§ **Instruction**
Copy each of the following lines without changing anything.

§ **Dataset entries**
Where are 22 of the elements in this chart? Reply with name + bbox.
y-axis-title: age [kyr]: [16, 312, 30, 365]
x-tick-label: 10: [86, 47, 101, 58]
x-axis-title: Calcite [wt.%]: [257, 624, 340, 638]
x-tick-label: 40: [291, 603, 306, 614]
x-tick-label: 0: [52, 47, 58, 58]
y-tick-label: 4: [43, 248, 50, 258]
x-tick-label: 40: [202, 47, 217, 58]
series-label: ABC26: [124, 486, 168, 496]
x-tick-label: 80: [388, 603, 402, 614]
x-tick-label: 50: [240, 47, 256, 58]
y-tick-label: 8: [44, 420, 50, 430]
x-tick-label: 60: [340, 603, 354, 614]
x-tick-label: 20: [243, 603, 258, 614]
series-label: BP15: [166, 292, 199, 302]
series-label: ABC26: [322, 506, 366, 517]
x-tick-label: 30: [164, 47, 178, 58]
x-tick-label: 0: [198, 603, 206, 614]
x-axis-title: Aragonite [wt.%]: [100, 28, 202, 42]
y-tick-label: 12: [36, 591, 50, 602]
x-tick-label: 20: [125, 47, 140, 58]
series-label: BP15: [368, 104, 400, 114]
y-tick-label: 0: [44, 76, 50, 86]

§ **Answer for this exercise**
Where are 22 of the elements in this chart? Reply with name + bbox.
y-axis-title: age [kyr]: [16, 312, 30, 365]
x-tick-label: 10: [86, 47, 101, 58]
x-axis-title: Calcite [wt.%]: [257, 624, 340, 638]
x-tick-label: 40: [291, 603, 306, 614]
x-tick-label: 0: [52, 47, 58, 58]
y-tick-label: 4: [43, 248, 50, 258]
x-tick-label: 40: [202, 47, 217, 58]
series-label: ABC26: [124, 486, 168, 496]
x-tick-label: 80: [388, 603, 402, 614]
x-tick-label: 50: [240, 47, 256, 58]
y-tick-label: 8: [44, 420, 50, 430]
x-tick-label: 60: [340, 603, 354, 614]
x-tick-label: 20: [243, 603, 258, 614]
series-label: BP15: [166, 292, 199, 302]
series-label: ABC26: [322, 506, 366, 517]
x-tick-label: 30: [164, 47, 178, 58]
x-tick-label: 0: [198, 603, 206, 614]
x-axis-title: Aragonite [wt.%]: [100, 28, 202, 42]
y-tick-label: 12: [36, 591, 50, 602]
x-tick-label: 20: [125, 47, 140, 58]
series-label: BP15: [368, 104, 400, 114]
y-tick-label: 0: [44, 76, 50, 86]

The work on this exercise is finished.